— PROBLEM REQUIREMENTS —
Copy whichever lines contain the string "Test".

Dataset records
--

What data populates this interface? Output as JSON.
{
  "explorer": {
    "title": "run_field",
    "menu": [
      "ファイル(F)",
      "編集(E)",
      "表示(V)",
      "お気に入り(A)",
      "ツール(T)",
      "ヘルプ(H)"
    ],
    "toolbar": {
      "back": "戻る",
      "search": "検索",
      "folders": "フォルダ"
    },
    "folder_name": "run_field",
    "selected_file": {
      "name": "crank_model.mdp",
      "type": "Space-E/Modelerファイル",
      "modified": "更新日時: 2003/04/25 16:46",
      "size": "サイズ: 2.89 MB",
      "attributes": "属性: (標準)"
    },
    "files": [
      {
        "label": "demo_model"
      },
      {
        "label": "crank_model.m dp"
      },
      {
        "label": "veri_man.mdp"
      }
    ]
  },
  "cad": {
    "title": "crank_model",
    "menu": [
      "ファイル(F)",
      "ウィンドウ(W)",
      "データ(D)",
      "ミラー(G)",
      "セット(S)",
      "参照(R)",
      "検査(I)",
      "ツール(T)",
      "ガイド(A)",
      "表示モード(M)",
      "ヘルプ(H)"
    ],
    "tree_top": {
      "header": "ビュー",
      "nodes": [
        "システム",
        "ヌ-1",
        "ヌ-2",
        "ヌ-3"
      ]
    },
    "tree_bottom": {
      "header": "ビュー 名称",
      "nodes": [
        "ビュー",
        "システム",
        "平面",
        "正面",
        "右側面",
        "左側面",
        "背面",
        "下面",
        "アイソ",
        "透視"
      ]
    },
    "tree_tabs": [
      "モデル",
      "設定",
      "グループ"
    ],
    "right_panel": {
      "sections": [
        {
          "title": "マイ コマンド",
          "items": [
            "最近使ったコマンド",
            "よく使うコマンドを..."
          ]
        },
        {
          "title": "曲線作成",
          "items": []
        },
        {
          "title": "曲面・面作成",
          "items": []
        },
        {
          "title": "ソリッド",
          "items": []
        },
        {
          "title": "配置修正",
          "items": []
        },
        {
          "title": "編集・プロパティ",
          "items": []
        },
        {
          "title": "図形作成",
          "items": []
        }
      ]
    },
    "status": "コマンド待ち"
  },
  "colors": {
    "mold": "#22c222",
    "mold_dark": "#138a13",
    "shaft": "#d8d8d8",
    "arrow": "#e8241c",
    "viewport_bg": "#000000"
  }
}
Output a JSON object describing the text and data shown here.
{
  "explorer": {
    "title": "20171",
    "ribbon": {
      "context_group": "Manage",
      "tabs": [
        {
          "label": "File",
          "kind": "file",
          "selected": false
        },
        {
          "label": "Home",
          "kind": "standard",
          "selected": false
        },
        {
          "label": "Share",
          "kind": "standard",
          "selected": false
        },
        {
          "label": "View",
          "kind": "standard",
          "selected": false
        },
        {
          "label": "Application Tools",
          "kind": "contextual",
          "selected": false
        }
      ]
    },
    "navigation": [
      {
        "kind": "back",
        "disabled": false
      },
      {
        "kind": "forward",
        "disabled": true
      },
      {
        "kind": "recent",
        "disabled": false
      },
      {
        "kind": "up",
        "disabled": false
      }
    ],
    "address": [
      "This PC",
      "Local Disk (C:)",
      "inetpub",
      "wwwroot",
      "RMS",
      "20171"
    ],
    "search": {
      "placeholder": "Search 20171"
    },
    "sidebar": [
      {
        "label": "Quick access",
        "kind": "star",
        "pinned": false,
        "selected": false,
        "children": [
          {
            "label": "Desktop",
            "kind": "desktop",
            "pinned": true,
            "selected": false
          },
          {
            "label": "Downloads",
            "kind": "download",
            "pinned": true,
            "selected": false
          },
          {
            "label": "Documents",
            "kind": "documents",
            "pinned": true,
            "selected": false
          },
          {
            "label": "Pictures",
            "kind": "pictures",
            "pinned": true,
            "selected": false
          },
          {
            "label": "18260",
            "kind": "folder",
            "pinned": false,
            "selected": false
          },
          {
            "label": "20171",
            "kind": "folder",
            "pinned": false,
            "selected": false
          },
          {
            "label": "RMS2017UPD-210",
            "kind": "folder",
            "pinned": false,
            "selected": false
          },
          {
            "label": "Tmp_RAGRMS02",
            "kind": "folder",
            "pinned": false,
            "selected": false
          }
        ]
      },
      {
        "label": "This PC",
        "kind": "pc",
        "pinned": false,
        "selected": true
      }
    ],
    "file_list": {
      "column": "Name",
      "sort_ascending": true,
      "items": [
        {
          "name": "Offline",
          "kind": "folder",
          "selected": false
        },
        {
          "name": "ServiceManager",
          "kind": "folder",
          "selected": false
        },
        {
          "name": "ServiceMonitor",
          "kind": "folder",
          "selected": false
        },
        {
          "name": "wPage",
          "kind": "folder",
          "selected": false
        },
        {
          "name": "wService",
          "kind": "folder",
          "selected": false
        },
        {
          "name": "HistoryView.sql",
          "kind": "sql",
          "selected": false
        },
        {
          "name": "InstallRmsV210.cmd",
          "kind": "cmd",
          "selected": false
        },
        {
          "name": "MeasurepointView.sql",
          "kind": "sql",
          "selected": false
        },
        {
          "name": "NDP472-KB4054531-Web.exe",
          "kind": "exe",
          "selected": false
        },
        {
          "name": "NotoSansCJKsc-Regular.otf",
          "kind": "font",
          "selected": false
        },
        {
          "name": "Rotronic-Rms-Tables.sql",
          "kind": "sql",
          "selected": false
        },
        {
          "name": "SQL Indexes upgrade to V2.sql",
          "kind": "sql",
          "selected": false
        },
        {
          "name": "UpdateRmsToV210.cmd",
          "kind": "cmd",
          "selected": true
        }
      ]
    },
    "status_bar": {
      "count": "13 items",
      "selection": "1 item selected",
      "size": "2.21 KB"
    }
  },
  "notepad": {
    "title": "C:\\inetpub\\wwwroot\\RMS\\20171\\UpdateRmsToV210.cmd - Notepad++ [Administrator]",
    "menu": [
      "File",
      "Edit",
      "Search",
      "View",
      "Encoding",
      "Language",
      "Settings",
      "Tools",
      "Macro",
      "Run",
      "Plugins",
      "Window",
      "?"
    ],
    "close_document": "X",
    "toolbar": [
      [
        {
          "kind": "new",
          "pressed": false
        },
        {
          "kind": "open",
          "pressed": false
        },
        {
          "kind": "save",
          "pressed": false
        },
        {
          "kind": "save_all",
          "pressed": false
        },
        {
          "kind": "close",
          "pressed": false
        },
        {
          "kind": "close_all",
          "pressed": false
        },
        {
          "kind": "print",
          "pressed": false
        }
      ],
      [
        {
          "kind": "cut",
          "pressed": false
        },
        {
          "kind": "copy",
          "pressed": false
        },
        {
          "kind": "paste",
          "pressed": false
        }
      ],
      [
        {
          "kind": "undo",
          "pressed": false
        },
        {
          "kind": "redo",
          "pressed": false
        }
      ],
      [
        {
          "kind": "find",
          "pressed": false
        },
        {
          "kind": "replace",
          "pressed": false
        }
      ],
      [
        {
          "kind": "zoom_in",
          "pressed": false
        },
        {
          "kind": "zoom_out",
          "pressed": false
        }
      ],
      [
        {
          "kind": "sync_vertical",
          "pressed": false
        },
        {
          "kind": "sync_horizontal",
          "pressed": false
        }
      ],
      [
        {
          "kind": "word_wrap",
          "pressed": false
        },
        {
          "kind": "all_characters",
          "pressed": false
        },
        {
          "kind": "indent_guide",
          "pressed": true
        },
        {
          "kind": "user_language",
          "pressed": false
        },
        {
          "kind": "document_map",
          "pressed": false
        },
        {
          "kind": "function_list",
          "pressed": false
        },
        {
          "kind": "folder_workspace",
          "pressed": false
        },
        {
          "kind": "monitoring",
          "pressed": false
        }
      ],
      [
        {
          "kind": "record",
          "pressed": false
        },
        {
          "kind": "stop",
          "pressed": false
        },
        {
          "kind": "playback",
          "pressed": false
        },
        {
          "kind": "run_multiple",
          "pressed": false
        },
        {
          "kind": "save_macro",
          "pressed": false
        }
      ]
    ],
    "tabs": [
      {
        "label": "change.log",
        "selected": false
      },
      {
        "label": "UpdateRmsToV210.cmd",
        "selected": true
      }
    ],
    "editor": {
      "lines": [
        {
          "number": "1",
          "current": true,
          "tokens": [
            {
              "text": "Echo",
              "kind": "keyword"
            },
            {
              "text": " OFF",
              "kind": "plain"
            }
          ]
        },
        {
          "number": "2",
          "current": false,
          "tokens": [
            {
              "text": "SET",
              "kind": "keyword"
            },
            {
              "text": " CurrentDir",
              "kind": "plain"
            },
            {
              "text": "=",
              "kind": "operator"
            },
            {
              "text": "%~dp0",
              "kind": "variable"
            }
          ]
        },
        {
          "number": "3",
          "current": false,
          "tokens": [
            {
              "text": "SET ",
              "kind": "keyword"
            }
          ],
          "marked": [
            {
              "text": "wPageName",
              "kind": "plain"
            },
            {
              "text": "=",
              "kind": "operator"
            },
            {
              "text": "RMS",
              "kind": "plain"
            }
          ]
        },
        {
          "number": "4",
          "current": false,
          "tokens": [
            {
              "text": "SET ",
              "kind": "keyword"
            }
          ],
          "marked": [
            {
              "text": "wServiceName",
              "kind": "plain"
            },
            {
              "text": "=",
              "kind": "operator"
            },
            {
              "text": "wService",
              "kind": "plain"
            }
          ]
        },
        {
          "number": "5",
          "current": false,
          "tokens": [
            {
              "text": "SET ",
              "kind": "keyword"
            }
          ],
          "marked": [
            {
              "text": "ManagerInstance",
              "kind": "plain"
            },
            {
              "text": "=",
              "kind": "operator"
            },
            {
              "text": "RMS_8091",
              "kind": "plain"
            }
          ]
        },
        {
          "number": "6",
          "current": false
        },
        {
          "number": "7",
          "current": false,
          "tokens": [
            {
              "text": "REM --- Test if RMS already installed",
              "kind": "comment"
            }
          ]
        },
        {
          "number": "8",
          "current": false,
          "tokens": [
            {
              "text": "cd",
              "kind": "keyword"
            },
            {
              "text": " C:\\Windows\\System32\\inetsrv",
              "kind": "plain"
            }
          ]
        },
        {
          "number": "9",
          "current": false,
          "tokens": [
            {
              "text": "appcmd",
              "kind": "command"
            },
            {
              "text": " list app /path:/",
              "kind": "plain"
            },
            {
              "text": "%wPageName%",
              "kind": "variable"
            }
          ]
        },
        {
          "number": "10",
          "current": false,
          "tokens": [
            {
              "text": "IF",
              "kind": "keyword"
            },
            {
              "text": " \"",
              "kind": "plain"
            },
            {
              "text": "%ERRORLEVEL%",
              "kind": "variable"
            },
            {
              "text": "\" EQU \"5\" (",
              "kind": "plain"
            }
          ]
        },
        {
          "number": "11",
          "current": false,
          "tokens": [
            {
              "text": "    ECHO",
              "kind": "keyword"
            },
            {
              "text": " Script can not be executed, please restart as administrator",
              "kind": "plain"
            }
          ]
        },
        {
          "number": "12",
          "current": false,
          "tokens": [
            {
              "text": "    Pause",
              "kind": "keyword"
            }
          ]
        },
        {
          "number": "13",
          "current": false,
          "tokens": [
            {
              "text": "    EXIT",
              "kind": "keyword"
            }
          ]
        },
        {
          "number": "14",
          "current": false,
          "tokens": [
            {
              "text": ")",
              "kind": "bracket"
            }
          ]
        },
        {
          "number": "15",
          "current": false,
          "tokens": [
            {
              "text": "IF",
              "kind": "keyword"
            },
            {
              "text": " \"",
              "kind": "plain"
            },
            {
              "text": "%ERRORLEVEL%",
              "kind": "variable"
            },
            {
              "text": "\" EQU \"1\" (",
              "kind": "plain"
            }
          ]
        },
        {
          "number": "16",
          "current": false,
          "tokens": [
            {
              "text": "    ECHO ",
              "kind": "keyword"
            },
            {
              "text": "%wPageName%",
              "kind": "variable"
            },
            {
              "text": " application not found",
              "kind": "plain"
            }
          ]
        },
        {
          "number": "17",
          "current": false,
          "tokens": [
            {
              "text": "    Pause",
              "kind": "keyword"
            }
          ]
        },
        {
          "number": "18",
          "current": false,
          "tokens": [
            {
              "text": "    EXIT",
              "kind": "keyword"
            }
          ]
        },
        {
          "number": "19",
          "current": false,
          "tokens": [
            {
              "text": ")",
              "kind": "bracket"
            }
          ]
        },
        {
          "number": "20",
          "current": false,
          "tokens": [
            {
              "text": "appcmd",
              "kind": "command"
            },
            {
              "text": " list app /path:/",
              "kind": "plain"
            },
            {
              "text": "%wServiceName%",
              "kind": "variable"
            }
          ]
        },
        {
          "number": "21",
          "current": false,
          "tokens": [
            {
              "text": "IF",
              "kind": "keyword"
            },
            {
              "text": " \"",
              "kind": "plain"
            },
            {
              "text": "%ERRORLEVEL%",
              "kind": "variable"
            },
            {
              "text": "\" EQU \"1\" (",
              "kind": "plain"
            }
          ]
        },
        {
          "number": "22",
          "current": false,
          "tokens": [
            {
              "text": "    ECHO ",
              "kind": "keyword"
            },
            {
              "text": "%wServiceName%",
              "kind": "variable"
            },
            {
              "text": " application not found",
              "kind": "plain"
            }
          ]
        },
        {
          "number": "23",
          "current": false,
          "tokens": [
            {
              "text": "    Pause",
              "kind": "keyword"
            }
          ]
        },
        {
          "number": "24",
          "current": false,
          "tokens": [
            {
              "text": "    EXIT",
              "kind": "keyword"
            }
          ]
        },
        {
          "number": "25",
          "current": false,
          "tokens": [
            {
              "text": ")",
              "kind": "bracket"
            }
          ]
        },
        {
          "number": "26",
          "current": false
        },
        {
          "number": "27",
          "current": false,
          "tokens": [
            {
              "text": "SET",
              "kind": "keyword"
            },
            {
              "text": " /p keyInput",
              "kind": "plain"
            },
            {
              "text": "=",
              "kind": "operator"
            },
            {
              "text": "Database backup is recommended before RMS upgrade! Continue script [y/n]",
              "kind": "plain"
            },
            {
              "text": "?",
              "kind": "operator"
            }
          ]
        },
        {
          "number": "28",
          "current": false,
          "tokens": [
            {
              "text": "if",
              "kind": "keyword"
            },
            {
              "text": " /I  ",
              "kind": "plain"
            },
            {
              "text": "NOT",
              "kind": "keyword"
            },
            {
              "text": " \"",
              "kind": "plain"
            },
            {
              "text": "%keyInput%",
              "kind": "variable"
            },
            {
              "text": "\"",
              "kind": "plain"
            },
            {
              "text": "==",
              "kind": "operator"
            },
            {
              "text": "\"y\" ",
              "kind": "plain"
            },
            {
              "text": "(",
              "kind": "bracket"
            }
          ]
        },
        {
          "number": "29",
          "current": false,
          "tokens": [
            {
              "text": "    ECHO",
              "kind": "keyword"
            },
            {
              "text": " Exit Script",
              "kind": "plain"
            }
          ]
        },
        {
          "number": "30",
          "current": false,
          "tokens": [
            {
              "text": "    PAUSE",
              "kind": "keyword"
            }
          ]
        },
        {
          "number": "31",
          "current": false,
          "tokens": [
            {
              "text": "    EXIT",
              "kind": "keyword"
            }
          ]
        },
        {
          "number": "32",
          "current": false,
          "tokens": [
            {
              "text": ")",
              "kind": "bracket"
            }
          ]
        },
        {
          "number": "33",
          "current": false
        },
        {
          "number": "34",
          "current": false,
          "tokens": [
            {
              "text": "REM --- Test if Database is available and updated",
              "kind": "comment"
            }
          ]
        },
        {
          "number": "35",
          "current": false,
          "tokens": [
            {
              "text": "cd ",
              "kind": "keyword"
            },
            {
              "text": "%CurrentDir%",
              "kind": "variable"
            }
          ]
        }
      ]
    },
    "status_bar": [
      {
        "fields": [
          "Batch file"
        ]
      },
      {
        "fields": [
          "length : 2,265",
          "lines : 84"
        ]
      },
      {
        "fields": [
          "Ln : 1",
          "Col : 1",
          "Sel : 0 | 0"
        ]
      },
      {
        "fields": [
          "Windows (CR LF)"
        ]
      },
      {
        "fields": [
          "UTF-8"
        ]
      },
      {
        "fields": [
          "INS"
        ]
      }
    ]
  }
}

--

— WRITTEN SOLUTION —
              "text": "REM --- Test if RMS already installed",
              "text": "REM --- Test if Database is available and updated",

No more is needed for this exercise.